[Data supplied]
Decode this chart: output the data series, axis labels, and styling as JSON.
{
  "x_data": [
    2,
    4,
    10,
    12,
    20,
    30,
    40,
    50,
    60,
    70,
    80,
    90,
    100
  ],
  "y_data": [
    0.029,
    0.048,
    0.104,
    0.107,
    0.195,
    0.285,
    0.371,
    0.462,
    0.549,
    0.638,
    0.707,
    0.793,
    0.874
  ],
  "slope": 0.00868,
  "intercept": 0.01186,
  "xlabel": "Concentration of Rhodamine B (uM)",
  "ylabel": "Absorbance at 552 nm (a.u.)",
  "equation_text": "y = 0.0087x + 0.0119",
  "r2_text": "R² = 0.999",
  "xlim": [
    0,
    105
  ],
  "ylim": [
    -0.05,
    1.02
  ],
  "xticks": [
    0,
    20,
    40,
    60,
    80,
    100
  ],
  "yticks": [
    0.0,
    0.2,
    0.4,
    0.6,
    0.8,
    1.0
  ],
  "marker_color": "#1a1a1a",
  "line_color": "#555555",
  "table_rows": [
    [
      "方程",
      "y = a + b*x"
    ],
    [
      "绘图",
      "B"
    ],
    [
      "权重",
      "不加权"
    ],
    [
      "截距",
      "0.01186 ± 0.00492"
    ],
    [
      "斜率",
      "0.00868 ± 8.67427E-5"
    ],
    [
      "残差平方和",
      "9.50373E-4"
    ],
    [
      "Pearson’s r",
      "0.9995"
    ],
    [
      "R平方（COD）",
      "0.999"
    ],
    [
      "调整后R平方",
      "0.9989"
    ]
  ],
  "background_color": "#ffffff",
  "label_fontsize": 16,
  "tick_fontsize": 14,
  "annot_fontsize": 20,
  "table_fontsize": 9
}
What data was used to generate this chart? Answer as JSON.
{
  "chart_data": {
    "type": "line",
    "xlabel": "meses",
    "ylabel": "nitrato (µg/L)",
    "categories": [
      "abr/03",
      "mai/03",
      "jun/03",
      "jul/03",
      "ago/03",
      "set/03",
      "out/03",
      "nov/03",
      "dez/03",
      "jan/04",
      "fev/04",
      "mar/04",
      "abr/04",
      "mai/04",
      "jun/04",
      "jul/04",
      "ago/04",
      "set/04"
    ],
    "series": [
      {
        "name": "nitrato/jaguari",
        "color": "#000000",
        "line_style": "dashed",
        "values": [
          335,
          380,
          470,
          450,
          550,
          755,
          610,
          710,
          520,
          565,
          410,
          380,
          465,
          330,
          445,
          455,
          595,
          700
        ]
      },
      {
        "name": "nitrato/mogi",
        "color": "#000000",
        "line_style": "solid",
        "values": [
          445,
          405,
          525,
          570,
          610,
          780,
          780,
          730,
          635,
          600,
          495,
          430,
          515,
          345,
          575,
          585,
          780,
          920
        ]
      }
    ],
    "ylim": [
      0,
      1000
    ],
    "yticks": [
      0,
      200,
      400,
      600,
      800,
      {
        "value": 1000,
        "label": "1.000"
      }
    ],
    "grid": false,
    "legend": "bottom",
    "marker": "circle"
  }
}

[Do this] Go over the data above and copy every line that has the word "nitrato" in it.

[Answer in full]
    "ylabel": "nitrato (µg/L)",
        "name": "nitrato/jaguari",
        "name": "nitrato/mogi",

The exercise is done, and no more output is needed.